_Set problem_
Write out each line from the data below that includes the word "close".

-- START Data provided --

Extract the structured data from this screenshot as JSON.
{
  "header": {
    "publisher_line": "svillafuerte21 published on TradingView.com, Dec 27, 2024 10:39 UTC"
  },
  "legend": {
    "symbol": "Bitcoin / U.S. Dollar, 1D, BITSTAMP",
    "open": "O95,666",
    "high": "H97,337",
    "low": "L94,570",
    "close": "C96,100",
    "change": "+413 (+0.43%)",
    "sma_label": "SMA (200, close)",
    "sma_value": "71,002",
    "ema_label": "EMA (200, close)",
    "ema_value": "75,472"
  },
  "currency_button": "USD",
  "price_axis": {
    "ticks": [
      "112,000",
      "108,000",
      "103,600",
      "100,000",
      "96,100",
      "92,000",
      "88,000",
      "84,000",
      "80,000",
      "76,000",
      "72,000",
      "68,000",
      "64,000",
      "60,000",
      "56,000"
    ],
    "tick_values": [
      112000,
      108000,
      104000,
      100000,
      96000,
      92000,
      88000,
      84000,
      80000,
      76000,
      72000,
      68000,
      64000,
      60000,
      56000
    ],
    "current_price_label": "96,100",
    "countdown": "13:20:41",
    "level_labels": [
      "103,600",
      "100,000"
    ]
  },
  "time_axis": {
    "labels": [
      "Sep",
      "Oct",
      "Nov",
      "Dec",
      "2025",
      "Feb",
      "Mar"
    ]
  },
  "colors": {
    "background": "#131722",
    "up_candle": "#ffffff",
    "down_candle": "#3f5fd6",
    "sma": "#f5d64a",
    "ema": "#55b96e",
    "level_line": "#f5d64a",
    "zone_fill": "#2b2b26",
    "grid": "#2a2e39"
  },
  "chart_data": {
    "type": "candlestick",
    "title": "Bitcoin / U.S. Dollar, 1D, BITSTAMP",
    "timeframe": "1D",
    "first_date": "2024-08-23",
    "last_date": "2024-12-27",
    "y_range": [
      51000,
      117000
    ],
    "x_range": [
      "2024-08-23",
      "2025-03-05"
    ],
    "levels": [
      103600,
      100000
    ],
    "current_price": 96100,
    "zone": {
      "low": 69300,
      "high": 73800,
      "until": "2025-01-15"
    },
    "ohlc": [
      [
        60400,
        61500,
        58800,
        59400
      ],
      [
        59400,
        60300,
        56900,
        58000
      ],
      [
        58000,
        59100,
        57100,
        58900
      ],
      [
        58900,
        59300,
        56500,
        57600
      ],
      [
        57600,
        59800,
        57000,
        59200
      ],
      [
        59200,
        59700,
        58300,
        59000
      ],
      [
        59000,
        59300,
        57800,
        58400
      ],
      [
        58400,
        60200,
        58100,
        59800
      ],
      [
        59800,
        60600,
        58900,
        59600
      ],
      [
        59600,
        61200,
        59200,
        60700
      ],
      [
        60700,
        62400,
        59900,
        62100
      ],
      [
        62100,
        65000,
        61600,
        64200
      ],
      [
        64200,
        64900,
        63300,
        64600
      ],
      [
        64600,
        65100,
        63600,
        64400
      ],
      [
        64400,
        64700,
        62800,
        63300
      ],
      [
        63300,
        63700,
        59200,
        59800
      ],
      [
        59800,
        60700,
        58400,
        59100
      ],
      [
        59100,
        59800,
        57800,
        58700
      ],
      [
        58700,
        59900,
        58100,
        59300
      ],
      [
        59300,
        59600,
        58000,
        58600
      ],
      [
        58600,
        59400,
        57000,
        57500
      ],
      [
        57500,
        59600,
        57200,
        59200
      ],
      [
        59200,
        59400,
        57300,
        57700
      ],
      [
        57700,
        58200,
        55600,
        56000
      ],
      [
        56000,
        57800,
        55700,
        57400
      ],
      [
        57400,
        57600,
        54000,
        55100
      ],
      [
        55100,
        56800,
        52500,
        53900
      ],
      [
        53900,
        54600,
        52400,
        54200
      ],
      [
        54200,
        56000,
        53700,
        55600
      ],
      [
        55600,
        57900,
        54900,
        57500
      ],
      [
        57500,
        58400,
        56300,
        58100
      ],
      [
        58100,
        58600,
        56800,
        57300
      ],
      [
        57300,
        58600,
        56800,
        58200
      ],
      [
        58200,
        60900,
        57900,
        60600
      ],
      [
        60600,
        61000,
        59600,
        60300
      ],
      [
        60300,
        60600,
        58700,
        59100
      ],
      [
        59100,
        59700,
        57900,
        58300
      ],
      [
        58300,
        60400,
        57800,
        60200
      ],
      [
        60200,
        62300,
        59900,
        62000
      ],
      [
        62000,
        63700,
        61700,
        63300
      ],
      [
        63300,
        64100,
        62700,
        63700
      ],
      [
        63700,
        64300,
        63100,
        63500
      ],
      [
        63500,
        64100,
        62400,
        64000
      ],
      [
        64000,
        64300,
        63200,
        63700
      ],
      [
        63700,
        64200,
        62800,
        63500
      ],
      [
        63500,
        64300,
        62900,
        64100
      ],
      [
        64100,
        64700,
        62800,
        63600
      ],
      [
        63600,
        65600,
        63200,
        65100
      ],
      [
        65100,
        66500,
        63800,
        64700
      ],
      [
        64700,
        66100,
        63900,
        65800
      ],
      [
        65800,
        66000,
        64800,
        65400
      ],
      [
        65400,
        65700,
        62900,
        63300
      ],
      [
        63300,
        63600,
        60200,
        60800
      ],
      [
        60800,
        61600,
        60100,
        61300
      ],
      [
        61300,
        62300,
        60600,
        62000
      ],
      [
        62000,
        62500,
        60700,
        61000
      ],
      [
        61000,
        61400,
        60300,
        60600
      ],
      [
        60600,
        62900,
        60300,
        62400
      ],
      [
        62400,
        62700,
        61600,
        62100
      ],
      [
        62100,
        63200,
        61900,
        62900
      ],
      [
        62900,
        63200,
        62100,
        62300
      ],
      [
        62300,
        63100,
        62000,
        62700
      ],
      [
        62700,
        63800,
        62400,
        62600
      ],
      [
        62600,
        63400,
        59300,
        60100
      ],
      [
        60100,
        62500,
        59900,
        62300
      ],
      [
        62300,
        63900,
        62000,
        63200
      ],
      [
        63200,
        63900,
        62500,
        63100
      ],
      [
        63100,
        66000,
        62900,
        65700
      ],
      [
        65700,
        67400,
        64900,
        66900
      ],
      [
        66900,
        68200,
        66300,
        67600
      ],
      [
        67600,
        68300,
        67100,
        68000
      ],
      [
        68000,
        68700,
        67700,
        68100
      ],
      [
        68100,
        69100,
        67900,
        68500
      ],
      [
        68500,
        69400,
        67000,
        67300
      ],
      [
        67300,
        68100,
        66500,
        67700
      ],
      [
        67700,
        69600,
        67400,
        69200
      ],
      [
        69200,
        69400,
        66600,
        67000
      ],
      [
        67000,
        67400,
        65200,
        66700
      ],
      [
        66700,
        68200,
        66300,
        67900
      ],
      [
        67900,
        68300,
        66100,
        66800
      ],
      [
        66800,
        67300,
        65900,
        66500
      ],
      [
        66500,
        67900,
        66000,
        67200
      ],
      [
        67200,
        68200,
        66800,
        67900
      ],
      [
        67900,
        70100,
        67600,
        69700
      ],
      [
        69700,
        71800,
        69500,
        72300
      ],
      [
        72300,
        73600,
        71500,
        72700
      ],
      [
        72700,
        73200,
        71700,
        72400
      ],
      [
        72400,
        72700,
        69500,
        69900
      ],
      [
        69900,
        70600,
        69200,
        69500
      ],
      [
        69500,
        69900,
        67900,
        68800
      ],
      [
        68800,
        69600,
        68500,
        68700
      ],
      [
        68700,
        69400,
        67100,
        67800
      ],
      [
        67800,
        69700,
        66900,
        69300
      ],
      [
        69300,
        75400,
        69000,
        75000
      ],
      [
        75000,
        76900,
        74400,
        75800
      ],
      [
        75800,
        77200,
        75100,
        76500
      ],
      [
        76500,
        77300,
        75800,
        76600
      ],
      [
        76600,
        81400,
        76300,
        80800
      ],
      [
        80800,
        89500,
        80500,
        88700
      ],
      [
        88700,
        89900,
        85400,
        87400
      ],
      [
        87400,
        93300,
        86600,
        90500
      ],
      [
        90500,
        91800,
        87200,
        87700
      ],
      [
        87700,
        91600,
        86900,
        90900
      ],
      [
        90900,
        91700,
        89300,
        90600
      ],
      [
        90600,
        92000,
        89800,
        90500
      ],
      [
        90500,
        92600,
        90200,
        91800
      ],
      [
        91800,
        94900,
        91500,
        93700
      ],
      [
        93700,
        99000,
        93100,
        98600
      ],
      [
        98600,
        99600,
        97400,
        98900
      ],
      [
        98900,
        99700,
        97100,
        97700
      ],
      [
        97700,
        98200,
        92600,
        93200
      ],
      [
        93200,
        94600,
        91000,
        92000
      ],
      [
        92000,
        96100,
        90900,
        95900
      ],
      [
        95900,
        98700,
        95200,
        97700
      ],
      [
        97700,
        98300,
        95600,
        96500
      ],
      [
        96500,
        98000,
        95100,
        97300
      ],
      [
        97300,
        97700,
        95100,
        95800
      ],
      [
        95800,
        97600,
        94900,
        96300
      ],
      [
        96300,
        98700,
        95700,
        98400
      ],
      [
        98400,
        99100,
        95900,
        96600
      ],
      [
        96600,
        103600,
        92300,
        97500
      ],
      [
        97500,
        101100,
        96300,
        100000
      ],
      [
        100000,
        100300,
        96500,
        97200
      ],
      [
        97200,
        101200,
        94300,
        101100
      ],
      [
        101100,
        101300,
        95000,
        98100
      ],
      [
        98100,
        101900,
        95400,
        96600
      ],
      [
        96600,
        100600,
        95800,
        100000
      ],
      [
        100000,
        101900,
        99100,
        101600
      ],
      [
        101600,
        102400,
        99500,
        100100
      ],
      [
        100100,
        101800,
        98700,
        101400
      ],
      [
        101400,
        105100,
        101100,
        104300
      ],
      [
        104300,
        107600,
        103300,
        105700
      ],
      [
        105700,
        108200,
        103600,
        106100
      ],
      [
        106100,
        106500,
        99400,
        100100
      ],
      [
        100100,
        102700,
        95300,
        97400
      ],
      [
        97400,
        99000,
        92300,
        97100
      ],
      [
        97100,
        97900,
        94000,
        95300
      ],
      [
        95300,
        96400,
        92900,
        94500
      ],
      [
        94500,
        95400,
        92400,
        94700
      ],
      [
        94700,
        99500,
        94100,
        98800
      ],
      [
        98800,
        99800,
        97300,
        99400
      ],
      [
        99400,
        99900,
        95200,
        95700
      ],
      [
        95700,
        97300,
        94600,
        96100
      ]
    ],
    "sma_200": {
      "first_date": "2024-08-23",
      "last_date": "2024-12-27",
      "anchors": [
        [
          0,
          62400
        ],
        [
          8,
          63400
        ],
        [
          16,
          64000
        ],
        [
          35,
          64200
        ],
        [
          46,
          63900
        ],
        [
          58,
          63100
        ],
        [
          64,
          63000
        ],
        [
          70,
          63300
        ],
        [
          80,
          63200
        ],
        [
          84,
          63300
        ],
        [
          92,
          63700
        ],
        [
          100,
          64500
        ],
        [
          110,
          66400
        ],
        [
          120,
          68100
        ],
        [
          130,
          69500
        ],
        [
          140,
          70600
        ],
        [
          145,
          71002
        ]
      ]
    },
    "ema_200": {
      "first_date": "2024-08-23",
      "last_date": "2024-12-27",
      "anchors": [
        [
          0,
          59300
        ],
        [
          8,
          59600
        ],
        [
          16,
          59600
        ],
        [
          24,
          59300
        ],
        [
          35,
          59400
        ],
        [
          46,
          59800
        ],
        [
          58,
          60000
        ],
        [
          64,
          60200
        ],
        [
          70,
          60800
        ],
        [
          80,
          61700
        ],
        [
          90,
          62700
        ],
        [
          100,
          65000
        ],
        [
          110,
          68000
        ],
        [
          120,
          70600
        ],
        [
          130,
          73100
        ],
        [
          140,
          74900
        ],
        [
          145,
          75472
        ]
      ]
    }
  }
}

-- END Data provided --

_Answer to this exercise_
    "close": "C96,100",
    "sma_label": "SMA (200, close)",
    "ema_label": "EMA (200, close)",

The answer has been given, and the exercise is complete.